→ PROBLEMA PLANTEADO 1
Cambia "running-title" por "page-header" en las entradas, desde su primera línea hasta la que contiene "- italic-text: nie miała: [215, 1200, 332, 1231]", ambas incluidas. Reproduce esas líneas sin ninguna otra modificación.

El pueblo soy yo fue escrito a lo largo de varios años para advertir la degradación que implica ceder el poder a una persona (llámese Trump, Chávez o López Obrador) cuya megalomanía, cuyo narcisismo, cuya insaciable sed de poder, cuya autodecretada superioridad moral, cuyo delirio mesiánico lo lleva a asumir como ciertas esas cuatro palabras.

Pero nadie puede decir “el pueblo soy yo”. Ninguna persona es “el pueblo”. El único pueblo es la suma de las personas que forman el pueblo. Cada persona es irrepetible. Un día no lejano, la mayoría de los mexicanos y latinoamericanos descubrirán esa verdad. Y darán el paso a una democracia sin adjetivos.

Título

Prólogo

Éste es un libro contra la entrega del poder absoluto a una sola persona. Los ensayos que lo integran abordan el tema desde distintos miradores: la historia comparada de las ideas, culturas, teorías y filosofías políticas en España, Inglaterra, América Latina y Norteamérica desde el siglo XVI; la crítica de la actualidad política en este continente; y la historia de la demagogia —instrumento favorito del poder personal— en Grecia y Roma.

Tras el atroz siglo XX —si privara la razón, si sirviera la experiencia— un libro sobre el poder personal absoluto sería un ejercicio de tautología. No lo es, y es misterioso que no lo sea. El poder absoluto ha encarnado desde siempre en tiranos que llegan a él y se sostienen por la vía de las armas (como tantos militares africanos e iberoamericanos, genocidas varios de ellos). Ese tipo de poder desnudo y brutal ha sido condenado axiomáticamente desde los griegos. Pero en el siglo XX los más letales han sido los otros, los dictadores a quienes rodea un aura de legitimidad proveniente de ideologías, costumbres, tradiciones o del propio carisma del líder.

→ PROBLEMA PLANTEADO 2
Según el pasaje, ¿en qué civilizaciones examina el libro la historia de la demagogia?

→ MATERIAL DE TRABAJO
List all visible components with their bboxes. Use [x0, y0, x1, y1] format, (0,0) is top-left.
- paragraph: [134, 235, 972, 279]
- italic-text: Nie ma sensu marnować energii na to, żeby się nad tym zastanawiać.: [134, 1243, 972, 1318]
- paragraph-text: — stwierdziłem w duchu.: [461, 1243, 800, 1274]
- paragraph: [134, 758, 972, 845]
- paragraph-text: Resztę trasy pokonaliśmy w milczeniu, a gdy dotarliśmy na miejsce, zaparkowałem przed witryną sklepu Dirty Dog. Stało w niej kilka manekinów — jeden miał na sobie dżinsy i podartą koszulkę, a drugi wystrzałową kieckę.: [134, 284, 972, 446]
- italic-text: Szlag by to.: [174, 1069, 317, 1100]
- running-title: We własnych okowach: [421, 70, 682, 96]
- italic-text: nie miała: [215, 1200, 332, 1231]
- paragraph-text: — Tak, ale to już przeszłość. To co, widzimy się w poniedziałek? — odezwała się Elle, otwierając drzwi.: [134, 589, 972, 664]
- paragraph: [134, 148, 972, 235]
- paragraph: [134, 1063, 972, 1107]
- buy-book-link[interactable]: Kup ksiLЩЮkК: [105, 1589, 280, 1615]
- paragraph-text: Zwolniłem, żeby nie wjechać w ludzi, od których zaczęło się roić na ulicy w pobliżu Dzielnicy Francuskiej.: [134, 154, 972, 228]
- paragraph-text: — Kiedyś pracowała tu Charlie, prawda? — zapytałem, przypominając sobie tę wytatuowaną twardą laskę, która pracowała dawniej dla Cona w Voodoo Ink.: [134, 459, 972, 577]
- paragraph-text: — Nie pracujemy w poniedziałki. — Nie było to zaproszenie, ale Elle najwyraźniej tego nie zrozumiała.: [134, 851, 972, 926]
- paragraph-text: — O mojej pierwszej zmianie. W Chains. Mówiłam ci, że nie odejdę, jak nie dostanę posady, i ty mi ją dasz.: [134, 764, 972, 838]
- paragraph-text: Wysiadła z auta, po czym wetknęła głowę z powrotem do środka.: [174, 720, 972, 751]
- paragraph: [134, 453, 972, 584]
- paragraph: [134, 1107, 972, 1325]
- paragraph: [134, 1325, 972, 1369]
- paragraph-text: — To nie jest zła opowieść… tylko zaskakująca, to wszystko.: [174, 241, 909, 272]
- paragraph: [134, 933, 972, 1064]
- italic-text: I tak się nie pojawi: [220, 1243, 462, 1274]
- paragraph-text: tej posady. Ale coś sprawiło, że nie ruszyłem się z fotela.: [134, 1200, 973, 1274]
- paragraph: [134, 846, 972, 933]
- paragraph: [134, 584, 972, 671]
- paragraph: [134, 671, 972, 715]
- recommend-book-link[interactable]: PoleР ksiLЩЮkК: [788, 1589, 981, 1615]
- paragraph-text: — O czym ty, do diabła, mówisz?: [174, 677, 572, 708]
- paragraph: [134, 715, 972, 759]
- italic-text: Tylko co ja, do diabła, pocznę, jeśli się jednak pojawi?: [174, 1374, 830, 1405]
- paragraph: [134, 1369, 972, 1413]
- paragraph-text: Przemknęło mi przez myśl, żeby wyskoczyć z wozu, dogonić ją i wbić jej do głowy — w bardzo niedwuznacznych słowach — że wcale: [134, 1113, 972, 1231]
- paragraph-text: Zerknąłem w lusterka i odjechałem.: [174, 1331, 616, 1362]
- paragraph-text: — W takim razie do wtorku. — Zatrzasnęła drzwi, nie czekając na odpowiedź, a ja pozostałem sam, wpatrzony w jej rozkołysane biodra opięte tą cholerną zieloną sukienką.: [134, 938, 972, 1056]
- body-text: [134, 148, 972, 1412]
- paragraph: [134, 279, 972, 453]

→ RESPUESTA ESCRITA 1
List all visible components with their bboxes. Use [x0, y0, x1, y1] format, (0,0) is top-left.
- paragraph: [134, 235, 972, 279]
- italic-text: Nie ma sensu marnować energii na to, żeby się nad tym zastanawiać.: [134, 1243, 972, 1318]
- paragraph-text: — stwierdziłem w duchu.: [461, 1243, 800, 1274]
- paragraph: [134, 758, 972, 845]
- paragraph-text: Resztę trasy pokonaliśmy w milczeniu, a gdy dotarliśmy na miejsce, zaparkowałem przed witryną sklepu Dirty Dog. Stało w niej kilka manekinów — jeden miał na sobie dżinsy i podartą koszulkę, a drugi wystrzałową kieckę.: [134, 284, 972, 446]
- italic-text: Szlag by to.: [174, 1069, 317, 1100]
- page-header: We własnych okowach: [421, 70, 682, 96]
- italic-text: nie miała: [215, 1200, 332, 1231]

→ RESPUESTA ESCRITA 2
En Grecia y Roma.